SUPPLIED INFORMATION:
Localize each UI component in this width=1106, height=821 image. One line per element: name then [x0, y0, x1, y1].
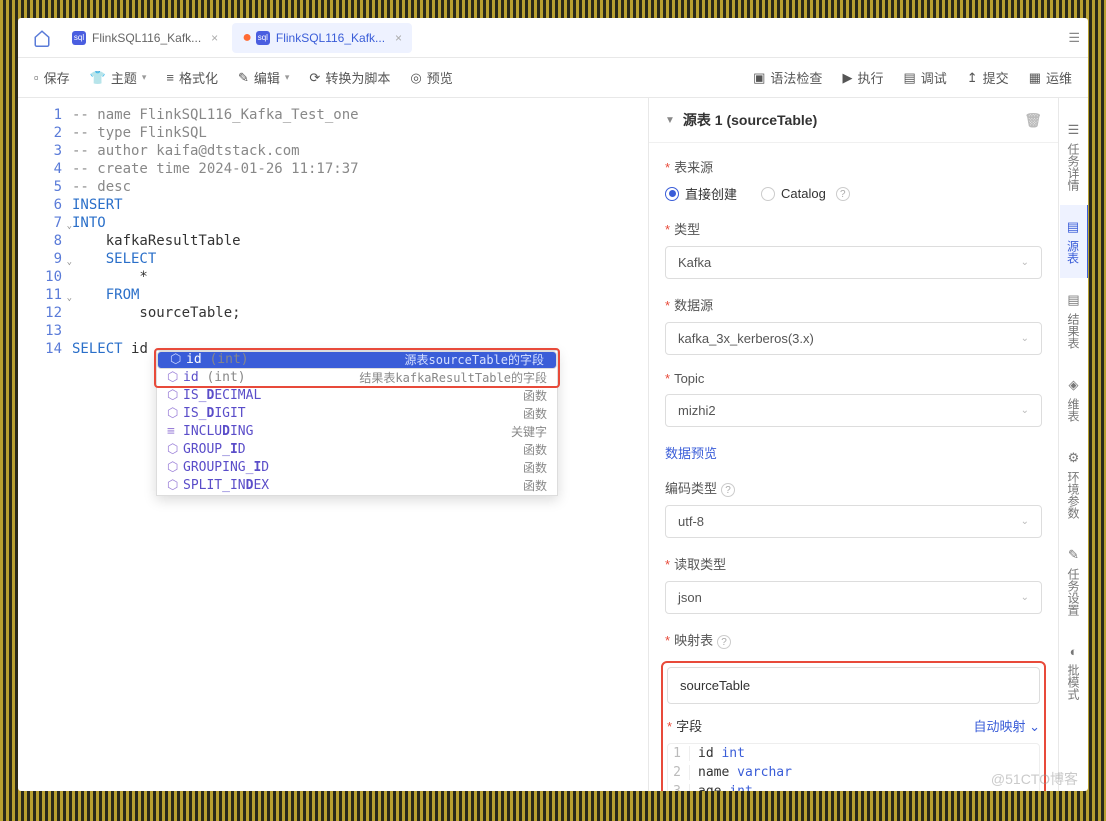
topic-label: Topic — [674, 371, 704, 386]
save-button[interactable]: ▫保存 — [34, 68, 70, 87]
play-icon: ▶ — [842, 70, 852, 86]
map-table-label: 映射表 — [674, 633, 713, 648]
close-icon[interactable]: × — [211, 31, 218, 45]
app-window: sql FlinkSQL116_Kafk... × ● sql FlinkSQL… — [18, 18, 1088, 791]
data-preview-link[interactable]: 数据预览 — [665, 446, 717, 461]
debug-button[interactable]: ▤调试 — [903, 68, 946, 87]
close-icon[interactable]: × — [395, 31, 402, 45]
panel-title: 源表 1 (sourceTable) — [683, 110, 817, 130]
type-label: 类型 — [674, 222, 700, 237]
edit-button[interactable]: ✎编辑▾ — [238, 68, 289, 87]
rail-item[interactable]: ☰任务详情 — [1060, 108, 1087, 205]
tab-bar: sql FlinkSQL116_Kafk... × ● sql FlinkSQL… — [18, 18, 1088, 58]
check-icon: ▣ — [753, 70, 765, 86]
theme-button[interactable]: 👕主题▾ — [90, 68, 147, 87]
dirty-dot-icon: ● — [242, 29, 252, 47]
help-icon[interactable]: ? — [721, 483, 735, 497]
upload-icon: ↥ — [967, 70, 978, 86]
read-type-label: 读取类型 — [674, 557, 726, 572]
right-rail: ☰任务详情▤源表▤结果表◈维表⚙环境参数✎任务设置◐批模式 — [1058, 98, 1088, 791]
menu-icon[interactable]: ☰ — [1068, 30, 1080, 46]
right-panel: ▼ 源表 1 (sourceTable) 🗑 *表来源 直接创建 Catalog… — [648, 98, 1058, 791]
tab-2[interactable]: ● sql FlinkSQL116_Kafk... × — [232, 23, 412, 53]
help-icon[interactable]: ? — [717, 635, 731, 649]
topic-select[interactable]: mizhi2⌄ — [665, 394, 1042, 427]
rail-item[interactable]: ◈维表 — [1060, 363, 1087, 436]
format-button[interactable]: ≡格式化 — [166, 68, 218, 87]
preview-button[interactable]: ◎预览 — [410, 68, 452, 87]
preview-icon: ◎ — [410, 70, 421, 86]
autocomplete-item[interactable]: ⬡id (int)源表sourceTable的字段 — [157, 351, 557, 369]
help-icon[interactable]: ? — [836, 187, 850, 201]
convert-button[interactable]: ⟳转换为脚本 — [309, 68, 390, 87]
chevron-down-icon: ⌄ — [1021, 516, 1029, 527]
tab-label: FlinkSQL116_Kafk... — [276, 31, 385, 45]
submit-button[interactable]: ↥提交 — [967, 68, 1009, 87]
tab-label: FlinkSQL116_Kafk... — [92, 31, 201, 45]
syntax-button[interactable]: ▣语法检查 — [753, 68, 822, 87]
type-select[interactable]: Kafka⌄ — [665, 246, 1042, 279]
autocomplete-item[interactable]: ⬡SPLIT_INDEX函数 — [157, 477, 557, 495]
autocomplete-item[interactable]: ⬡IS_DECIMAL函数 — [157, 387, 557, 405]
collapse-icon[interactable]: ▼ — [665, 115, 675, 126]
read-type-select[interactable]: json⌄ — [665, 581, 1042, 614]
home-button[interactable] — [26, 24, 58, 52]
delete-icon[interactable]: 🗑 — [1024, 112, 1042, 129]
format-icon: ≡ — [166, 70, 174, 85]
chevron-down-icon: ⌄ — [1021, 333, 1029, 344]
toolbar: ▫保存 👕主题▾ ≡格式化 ✎编辑▾ ⟳转换为脚本 ◎预览 ▣语法检查 ▶执行 … — [18, 58, 1088, 98]
save-icon: ▫ — [34, 70, 39, 85]
field-label: 字段 — [676, 719, 702, 734]
debug-icon: ▤ — [903, 70, 915, 86]
sql-badge-icon: sql — [72, 31, 86, 45]
map-highlight-box: sourceTable *字段 自动映射 ⌄ 1id int2name varc… — [661, 661, 1046, 791]
map-table-input[interactable]: sourceTable — [667, 667, 1040, 704]
datasource-select[interactable]: kafka_3x_kerberos(3.x)⌄ — [665, 322, 1042, 355]
rail-item[interactable]: ▤源表 — [1060, 205, 1089, 278]
rail-item[interactable]: ◐批模式 — [1060, 630, 1087, 714]
chevron-down-icon: ⌄ — [1021, 257, 1029, 268]
rail-item[interactable]: ⚙环境参数 — [1060, 436, 1087, 533]
code-editor[interactable]: 1234567⌄89⌄1011⌄121314 -- name FlinkSQL1… — [18, 98, 648, 791]
theme-icon: 👕 — [90, 70, 106, 86]
ops-icon: ▦ — [1029, 70, 1041, 86]
autocomplete-item[interactable]: ≡INCLUDING关键字 — [157, 423, 557, 441]
autocomplete-item[interactable]: ⬡GROUPING_ID函数 — [157, 459, 557, 477]
autocomplete-item[interactable]: ⬡id (int)结果表kafkaResultTable的字段 — [157, 369, 557, 387]
auto-map-link[interactable]: 自动映射 ⌄ — [973, 716, 1040, 735]
radio-catalog[interactable]: Catalog? — [761, 186, 850, 201]
datasource-label: 数据源 — [674, 298, 713, 313]
autocomplete-item[interactable]: ⬡IS_DIGIT函数 — [157, 405, 557, 423]
radio-direct[interactable]: 直接创建 — [665, 184, 737, 203]
chevron-down-icon: ▾ — [142, 72, 147, 83]
autocomplete-popup[interactable]: ⬡id (int)源表sourceTable的字段⬡id (int)结果表kaf… — [156, 350, 558, 496]
autocomplete-item[interactable]: ⬡GROUP_ID函数 — [157, 441, 557, 459]
schema-editor[interactable]: 1id int2name varchar3age int — [667, 743, 1040, 791]
sql-badge-icon: sql — [256, 31, 270, 45]
edit-icon: ✎ — [238, 70, 249, 86]
tab-1[interactable]: sql FlinkSQL116_Kafk... × — [62, 25, 228, 51]
ops-button[interactable]: ▦运维 — [1029, 68, 1072, 87]
chevron-down-icon: ⌄ — [1021, 592, 1029, 603]
source-label: 表来源 — [674, 160, 713, 175]
chevron-down-icon: ▾ — [285, 72, 290, 83]
rail-item[interactable]: ✎任务设置 — [1060, 533, 1087, 630]
convert-icon: ⟳ — [309, 70, 320, 86]
encoding-label: 编码类型 — [665, 481, 717, 496]
chevron-down-icon: ⌄ — [1021, 405, 1029, 416]
encoding-select[interactable]: utf-8⌄ — [665, 505, 1042, 538]
run-button[interactable]: ▶执行 — [842, 68, 883, 87]
watermark: @51CTO博客 — [991, 769, 1078, 789]
rail-item[interactable]: ▤结果表 — [1060, 278, 1087, 363]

WORK TO DO: Reproduce verbatim the part of the records that opens with the line containing "topic-label: Topic — [674, 371, 704, 386]" and closes with the line containing "menu-icon[interactable]: ☰ —", including both boundary lines.

RESPONSE TO THIS EXERCISE:
topic-label: Topic — [674, 371, 704, 386]
save-button[interactable]: ▫保存 — [34, 68, 70, 87]
play-icon: ▶ — [842, 70, 852, 86]
map-table-label: 映射表 — [674, 633, 713, 648]
close-icon[interactable]: × — [211, 31, 218, 45]
app-window: sql FlinkSQL116_Kafk... × ● sql FlinkSQL… — [18, 18, 1088, 791]
data-preview-link[interactable]: 数据预览 — [665, 446, 717, 461]
debug-button[interactable]: ▤调试 — [903, 68, 946, 87]
close-icon[interactable]: × — [395, 31, 402, 45]
panel-title: 源表 1 (sourceTable) — [683, 110, 817, 130]
type-label: 类型 — [674, 222, 700, 237]
edit-button[interactable]: ✎编辑▾ — [238, 68, 289, 87]
rail-item[interactable]: ☰任务详情 — [1060, 108, 1087, 205]
tab-bar: sql FlinkSQL116_Kafk... × ● sql FlinkSQL… — [18, 18, 1088, 58]
check-icon: ▣ — [753, 70, 765, 86]
theme-button[interactable]: 👕主题▾ — [90, 68, 147, 87]
dirty-dot-icon: ● — [242, 29, 252, 47]
help-icon[interactable]: ? — [721, 483, 735, 497]
upload-icon: ↥ — [967, 70, 978, 86]
read-type-label: 读取类型 — [674, 557, 726, 572]
right-rail: ☰任务详情▤源表▤结果表◈维表⚙环境参数✎任务设置◐批模式 — [1058, 98, 1088, 791]
menu-icon[interactable]: ☰ — [1068, 30, 1080, 46]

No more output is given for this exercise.